▸ Given request: Answer with one number: the count of lines in this material that hold the word "Myocyte".

▸ Given data:
================================

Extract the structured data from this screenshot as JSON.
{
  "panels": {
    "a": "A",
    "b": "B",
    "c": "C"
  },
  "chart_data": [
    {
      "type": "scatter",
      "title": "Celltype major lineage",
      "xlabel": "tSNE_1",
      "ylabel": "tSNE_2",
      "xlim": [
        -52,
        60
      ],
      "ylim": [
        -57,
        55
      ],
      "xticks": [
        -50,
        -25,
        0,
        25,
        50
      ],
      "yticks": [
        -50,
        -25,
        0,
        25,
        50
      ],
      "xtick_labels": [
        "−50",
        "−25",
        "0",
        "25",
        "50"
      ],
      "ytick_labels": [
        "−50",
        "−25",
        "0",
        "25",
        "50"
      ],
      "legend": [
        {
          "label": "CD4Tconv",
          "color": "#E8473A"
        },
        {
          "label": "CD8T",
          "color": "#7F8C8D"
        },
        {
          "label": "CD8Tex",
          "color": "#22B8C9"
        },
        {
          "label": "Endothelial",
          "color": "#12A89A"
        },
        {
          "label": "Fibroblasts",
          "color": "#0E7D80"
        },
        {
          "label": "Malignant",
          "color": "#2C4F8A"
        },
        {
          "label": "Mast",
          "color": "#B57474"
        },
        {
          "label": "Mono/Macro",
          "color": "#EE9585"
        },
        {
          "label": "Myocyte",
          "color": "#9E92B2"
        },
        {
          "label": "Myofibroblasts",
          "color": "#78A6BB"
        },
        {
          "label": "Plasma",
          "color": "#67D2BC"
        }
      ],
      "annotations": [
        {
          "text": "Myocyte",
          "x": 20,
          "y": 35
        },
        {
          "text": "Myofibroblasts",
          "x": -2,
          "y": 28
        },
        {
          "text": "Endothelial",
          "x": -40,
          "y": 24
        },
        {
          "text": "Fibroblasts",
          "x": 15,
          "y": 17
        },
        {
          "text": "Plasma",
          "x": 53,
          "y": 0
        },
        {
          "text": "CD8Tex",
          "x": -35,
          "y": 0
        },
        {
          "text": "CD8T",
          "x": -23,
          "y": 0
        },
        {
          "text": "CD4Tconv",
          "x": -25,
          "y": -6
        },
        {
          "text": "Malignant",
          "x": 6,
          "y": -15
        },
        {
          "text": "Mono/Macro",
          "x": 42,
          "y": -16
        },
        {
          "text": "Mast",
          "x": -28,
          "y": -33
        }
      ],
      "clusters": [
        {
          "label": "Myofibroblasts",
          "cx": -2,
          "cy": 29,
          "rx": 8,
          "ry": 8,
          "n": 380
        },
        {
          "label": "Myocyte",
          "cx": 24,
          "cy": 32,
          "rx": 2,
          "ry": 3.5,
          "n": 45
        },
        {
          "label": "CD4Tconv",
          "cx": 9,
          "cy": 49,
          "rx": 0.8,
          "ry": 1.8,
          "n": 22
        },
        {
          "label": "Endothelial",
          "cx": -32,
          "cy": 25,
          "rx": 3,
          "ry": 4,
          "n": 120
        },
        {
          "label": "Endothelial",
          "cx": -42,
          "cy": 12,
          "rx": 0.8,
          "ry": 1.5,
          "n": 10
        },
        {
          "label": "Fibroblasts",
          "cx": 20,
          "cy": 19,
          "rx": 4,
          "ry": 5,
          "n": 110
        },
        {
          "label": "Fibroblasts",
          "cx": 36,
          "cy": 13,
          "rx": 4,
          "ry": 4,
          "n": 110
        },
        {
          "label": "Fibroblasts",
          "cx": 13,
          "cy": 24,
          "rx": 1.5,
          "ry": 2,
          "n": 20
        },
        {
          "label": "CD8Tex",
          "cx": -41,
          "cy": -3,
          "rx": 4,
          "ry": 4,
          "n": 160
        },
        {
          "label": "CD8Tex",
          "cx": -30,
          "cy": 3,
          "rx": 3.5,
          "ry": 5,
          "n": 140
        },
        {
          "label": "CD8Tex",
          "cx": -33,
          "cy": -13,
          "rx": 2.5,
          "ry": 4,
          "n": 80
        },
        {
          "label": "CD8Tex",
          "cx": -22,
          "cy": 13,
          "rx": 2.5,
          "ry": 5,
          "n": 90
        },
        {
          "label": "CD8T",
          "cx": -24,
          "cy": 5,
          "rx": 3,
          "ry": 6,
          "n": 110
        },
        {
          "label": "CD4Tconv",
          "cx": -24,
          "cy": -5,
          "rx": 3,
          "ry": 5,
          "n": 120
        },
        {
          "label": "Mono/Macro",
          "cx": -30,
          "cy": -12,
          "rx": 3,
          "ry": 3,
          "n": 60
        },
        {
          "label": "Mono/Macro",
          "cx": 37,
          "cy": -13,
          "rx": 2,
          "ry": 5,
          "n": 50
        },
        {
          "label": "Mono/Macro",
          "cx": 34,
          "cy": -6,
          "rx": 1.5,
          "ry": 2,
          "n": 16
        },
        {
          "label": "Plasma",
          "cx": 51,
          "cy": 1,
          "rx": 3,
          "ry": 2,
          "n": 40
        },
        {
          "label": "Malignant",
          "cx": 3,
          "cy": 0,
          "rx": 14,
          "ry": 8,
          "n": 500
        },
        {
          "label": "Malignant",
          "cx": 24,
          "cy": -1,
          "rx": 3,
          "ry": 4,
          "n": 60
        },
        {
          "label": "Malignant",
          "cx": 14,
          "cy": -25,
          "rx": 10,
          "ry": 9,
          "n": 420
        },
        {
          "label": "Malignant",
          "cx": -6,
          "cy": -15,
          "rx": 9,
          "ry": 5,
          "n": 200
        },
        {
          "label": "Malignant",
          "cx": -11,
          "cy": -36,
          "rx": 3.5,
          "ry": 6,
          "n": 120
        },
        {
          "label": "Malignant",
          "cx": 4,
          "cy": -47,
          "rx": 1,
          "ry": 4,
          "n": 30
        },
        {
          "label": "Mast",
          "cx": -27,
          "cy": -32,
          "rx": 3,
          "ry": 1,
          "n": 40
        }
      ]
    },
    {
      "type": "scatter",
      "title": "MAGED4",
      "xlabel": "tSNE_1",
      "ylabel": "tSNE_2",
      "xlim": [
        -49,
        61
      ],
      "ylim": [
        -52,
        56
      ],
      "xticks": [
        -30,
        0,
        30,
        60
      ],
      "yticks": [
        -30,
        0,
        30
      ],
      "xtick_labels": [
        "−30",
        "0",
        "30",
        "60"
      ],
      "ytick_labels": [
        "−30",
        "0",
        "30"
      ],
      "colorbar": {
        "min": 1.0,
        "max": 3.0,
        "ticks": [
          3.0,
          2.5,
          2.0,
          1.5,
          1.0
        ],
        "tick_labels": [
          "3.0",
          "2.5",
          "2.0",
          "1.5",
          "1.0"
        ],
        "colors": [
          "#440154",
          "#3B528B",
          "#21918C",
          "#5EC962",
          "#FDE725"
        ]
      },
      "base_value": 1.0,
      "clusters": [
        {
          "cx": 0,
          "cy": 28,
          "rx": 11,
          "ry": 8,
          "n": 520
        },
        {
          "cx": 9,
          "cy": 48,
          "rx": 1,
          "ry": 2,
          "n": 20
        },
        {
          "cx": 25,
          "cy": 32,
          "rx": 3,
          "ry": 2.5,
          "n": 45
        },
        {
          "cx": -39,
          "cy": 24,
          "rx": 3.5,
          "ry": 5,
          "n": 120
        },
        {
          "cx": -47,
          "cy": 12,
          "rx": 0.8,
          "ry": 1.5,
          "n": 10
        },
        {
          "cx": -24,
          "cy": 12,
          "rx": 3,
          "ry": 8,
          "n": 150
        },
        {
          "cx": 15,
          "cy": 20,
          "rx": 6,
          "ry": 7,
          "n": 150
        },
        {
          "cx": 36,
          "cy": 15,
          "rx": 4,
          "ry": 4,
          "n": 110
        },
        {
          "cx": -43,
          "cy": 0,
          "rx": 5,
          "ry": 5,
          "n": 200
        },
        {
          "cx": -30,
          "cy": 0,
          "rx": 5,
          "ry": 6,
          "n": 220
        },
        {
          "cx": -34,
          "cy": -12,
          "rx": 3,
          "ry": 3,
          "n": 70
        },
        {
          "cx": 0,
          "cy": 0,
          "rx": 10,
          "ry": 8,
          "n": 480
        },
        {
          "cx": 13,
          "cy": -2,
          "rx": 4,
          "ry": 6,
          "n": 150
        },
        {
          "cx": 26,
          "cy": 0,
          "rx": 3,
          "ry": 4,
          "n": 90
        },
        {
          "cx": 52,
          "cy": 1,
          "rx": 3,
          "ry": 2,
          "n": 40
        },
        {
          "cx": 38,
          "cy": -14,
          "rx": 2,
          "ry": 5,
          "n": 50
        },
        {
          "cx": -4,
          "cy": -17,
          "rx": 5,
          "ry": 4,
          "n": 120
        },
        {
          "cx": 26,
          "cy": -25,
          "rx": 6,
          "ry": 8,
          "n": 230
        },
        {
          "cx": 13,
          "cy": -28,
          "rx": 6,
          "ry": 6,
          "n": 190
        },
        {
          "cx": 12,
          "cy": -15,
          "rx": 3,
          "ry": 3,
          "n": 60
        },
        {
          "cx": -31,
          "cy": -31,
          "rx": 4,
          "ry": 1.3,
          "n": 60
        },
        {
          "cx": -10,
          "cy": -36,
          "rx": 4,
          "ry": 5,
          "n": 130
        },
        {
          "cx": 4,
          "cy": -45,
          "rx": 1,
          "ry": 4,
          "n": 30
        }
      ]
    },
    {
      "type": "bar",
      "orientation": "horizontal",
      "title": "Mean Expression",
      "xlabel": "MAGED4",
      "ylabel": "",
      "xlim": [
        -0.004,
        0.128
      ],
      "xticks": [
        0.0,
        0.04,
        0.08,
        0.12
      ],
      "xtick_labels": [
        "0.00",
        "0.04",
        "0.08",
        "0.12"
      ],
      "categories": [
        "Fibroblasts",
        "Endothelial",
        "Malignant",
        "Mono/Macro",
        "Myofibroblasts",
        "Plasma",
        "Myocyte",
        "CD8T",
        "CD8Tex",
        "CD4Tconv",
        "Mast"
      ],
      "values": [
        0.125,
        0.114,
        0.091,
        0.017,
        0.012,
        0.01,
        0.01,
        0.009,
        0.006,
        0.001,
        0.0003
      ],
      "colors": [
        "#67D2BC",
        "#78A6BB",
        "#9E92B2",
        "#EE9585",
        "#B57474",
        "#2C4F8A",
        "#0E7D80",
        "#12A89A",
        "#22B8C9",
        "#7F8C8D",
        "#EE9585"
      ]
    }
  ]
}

================================

▸ Solution to this exercise: 4